REQUIREMENTS: Copy every line with the string "NUMBER" in it.

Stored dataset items
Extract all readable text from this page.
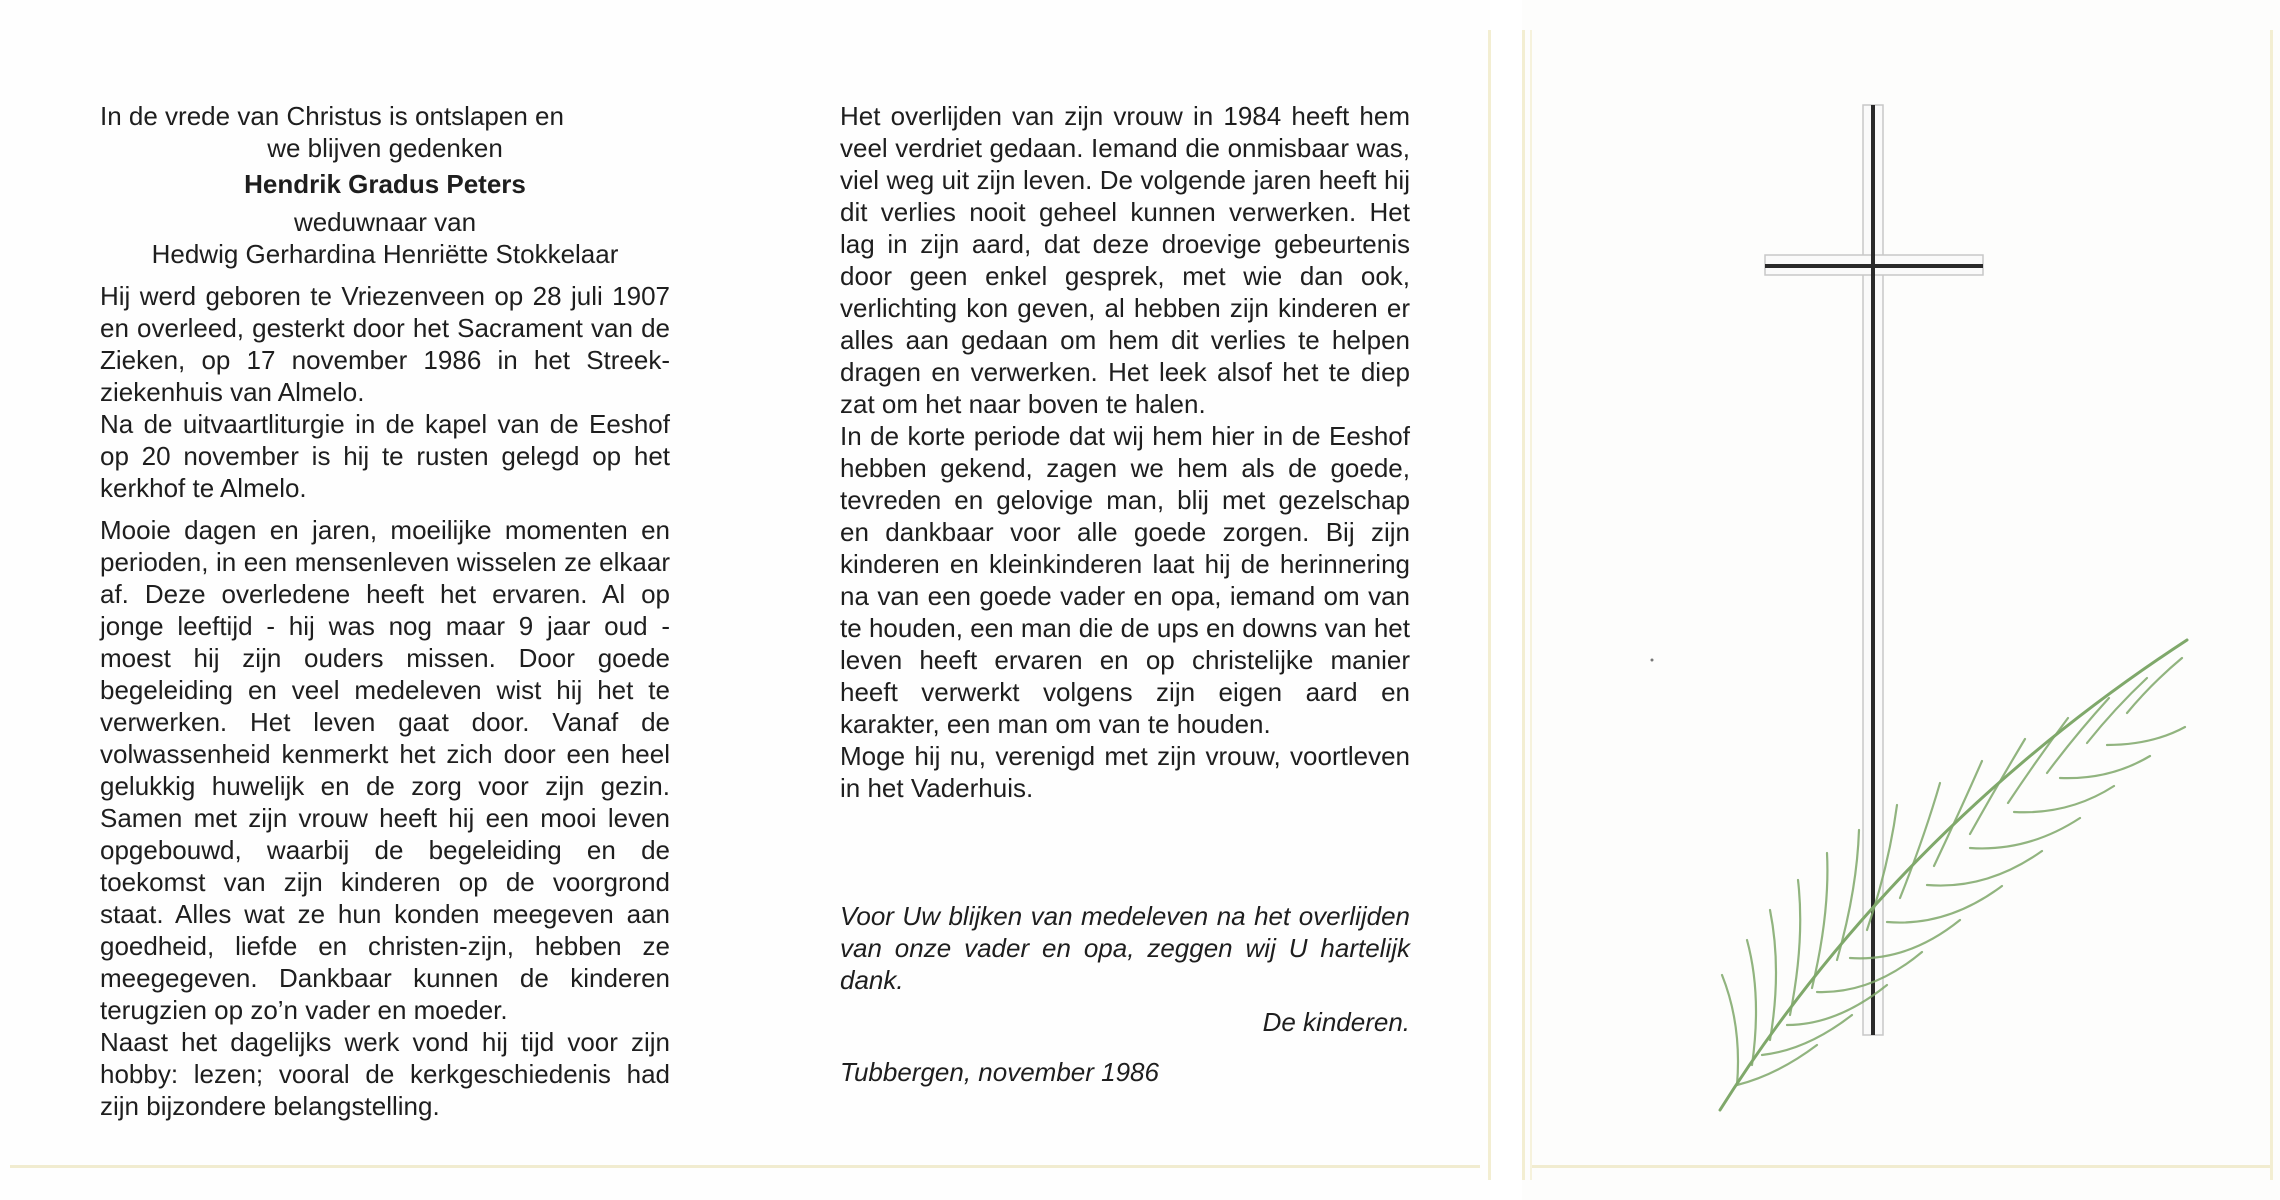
In de vrede van Christus is ontslapen en

we blijven gedenken

Hendrik Gradus Peters

weduwnaar van

Hedwig Gerhardina Henriëtte Stokkelaar

Hij werd geboren te Vriezenveen op 28 juli 1907 en overleed, gesterkt door het Sacrament van de Zieken, op 17 november 1986 in het Streek-ziekenhuis van Almelo.

Na de uitvaartliturgie in de kapel van de Eeshof op 20 november is hij te rusten gelegd op het kerkhof te Almelo.

Mooie dagen en jaren, moeilijke momenten en perioden, in een mensenleven wisselen ze elkaar af. Deze overledene heeft het ervaren. Al op jonge leeftijd - hij was nog maar 9 jaar oud - moest hij zijn ouders missen. Door goede begeleiding en veel medeleven wist hij het te verwerken. Het leven gaat door. Vanaf de volwassenheid kenmerkt het zich door een heel gelukkig huwelijk en de zorg voor zijn gezin. Samen met zijn vrouw heeft hij een mooi leven opgebouwd, waarbij de begeleiding en de toekomst van zijn kinderen op de voorgrond staat. Alles wat ze hun konden meegeven aan goedheid, liefde en christen-zijn, hebben ze meegegeven. Dankbaar kunnen de kinderen terugzien op zo’n vader en moeder.

Naast het dagelijks werk vond hij tijd voor zijn hobby: lezen; vooral de kerkgeschiedenis had zijn bijzondere belangstelling.

Het overlijden van zijn vrouw in 1984 heeft hem veel verdriet gedaan. Iemand die onmisbaar was, viel weg uit zijn leven. De volgende jaren heeft hij dit verlies nooit geheel kunnen verwerken. Het lag in zijn aard, dat deze droevige gebeurtenis door geen enkel gesprek, met wie dan ook, verlichting kon geven, al hebben zijn kinderen er alles aan gedaan om hem dit verlies te helpen dragen en verwerken. Het leek alsof het te diep zat om het naar boven te halen.

In de korte periode dat wij hem hier in de Eeshof hebben gekend, zagen we hem als de goede, tevreden en gelovige man, blij met gezelschap en dankbaar voor alle goede zorgen. Bij zijn kinderen en kleinkinderen laat hij de herinnering na van een goede vader en opa, iemand om van te houden, een man die de ups en downs van het leven heeft ervaren en op christelijke manier heeft verwerkt volgens zijn eigen aard en karakter, een man om van te houden.

Moge hij nu, verenigd met zijn vrouw, voortleven in het Vaderhuis.

Voor Uw blijken van medeleven na het overlijden van onze vader en opa, zeggen wij U hartelijk dank.

De kinderen.

Tubbergen, november 1986
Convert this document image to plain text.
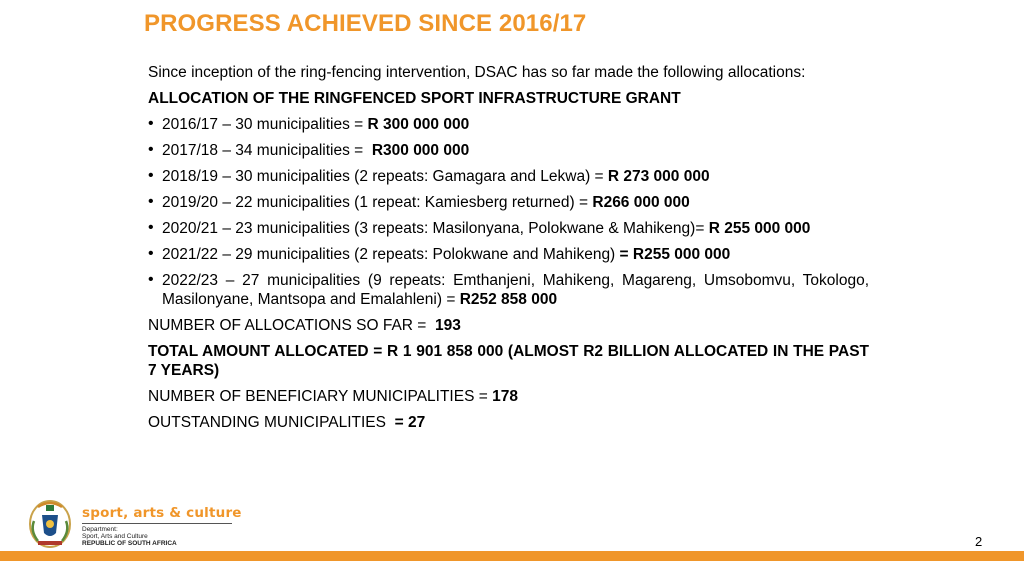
PROGRESS ACHIEVED SINCE 2016/17
Since inception of the ring-fencing intervention, DSAC has so far made the following allocations:
ALLOCATION OF THE RINGFENCED SPORT INFRASTRUCTURE GRANT
• 2016/17 – 30 municipalities = R 300 000 000
• 2017/18 – 34 municipalities =  R300 000 000
• 2018/19 – 30 municipalities (2 repeats: Gamagara and Lekwa) = R 273 000 000
• 2019/20 – 22 municipalities (1 repeat: Kamiesberg returned) = R266 000 000
• 2020/21 – 23 municipalities (3 repeats: Masilonyana, Polokwane & Mahikeng)= R 255 000 000
• 2021/22 – 29 municipalities (2 repeats: Polokwane and Mahikeng) = R255 000 000
• 2022/23 – 27 municipalities (9 repeats: Emthanjeni, Mahikeng, Magareng, Umsobomvu, Tokologo, Masilonyane, Mantsopa and Emalahleni) = R252 858 000
NUMBER OF ALLOCATIONS SO FAR =  193
TOTAL AMOUNT ALLOCATED = R 1 901 858 000 (ALMOST R2 BILLION ALLOCATED IN THE PAST 7 YEARS)
NUMBER OF BENEFICIARY MUNICIPALITIES = 178
OUTSTANDING MUNICIPALITIES  = 27
sport, arts & culture
Department:
Sport, Arts and Culture
REPUBLIC OF SOUTH AFRICA	2
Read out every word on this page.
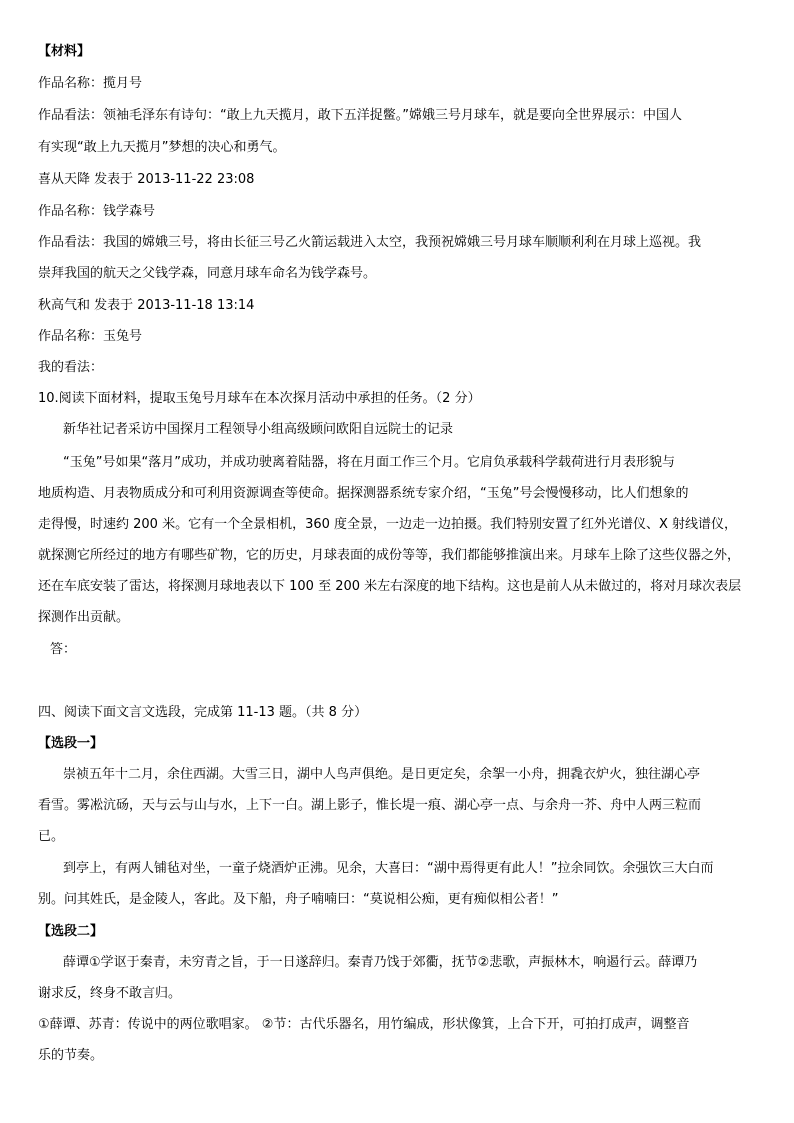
【材料】
作品名称：揽月号
作品看法：领袖毛泽东有诗句：“敢上九天揽月，敢下五洋捉鳖。”嫦娥三号月球车，就是要向全世界展示：中国人
有实现“敢上九天揽月”梦想的决心和勇气。
喜从天降 发表于 2013-11-22 23:08
作品名称：钱学森号
作品看法：我国的嫦娥三号，将由长征三号乙火箭运载进入太空，我预祝嫦娥三号月球车顺顺利利在月球上巡视。我
崇拜我国的航天之父钱学森，同意月球车命名为钱学森号。
秋高气和 发表于 2013-11-18 13:14
作品名称：玉兔号
我的看法：
10.阅读下面材料，提取玉兔号月球车在本次探月活动中承担的任务。（2 分）
新华社记者采访中国探月工程领导小组高级顾问欧阳自远院士的记录
“玉兔”号如果“落月”成功，并成功驶离着陆器，将在月面工作三个月。它肩负承载科学载荷进行月表形貌与
地质构造、月表物质成分和可利用资源调查等使命。据探测器系统专家介绍，“玉兔”号会慢慢移动，比人们想象的
走得慢，时速约 200 米。它有一个全景相机，360 度全景，一边走一边拍摄。我们特别安置了红外光谱仪、X 射线谱仪，
就探测它所经过的地方有哪些矿物，它的历史，月球表面的成份等等，我们都能够推演出来。月球车上除了这些仪器之外，
还在车底安装了雷达，将探测月球地表以下 100 至 200 米左右深度的地下结构。这也是前人从未做过的，将对月球次表层
探测作出贡献。
答：
四、阅读下面文言文选段，完成第 11-13 题。（共 8 分）
【选段一】
崇祯五年十二月，余住西湖。大雪三日，湖中人鸟声俱绝。是日更定矣，余挐一小舟，拥毳衣炉火，独往湖心亭
看雪。雾凇沆砀，天与云与山与水，上下一白。湖上影子，惟长堤一痕、湖心亭一点、与余舟一芥、舟中人两三粒而
已。
到亭上，有两人铺毡对坐，一童子烧酒炉正沸。见余，大喜曰：“湖中焉得更有此人！”拉余同饮。余强饮三大白而
别。问其姓氏，是金陵人，客此。及下船，舟子喃喃曰：“莫说相公痴，更有痴似相公者！”
【选段二】
薛谭①学讴于秦青，未穷青之旨，于一日遂辞归。秦青乃饯于郊衢，抚节②悲歌，声振林木，响遏行云。薛谭乃
谢求反，终身不敢言归。
①薛谭、苏青：传说中的两位歌唱家。 ②节：古代乐器名，用竹编成，形状像箕，上合下开，可拍打成声，调整音
乐的节奏。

ANSWER TO THE PROBLEM:
NUMBER OF ALLOCATIONS SO FAR =  193
NUMBER OF BENEFICIARY MUNICIPALITIES = 178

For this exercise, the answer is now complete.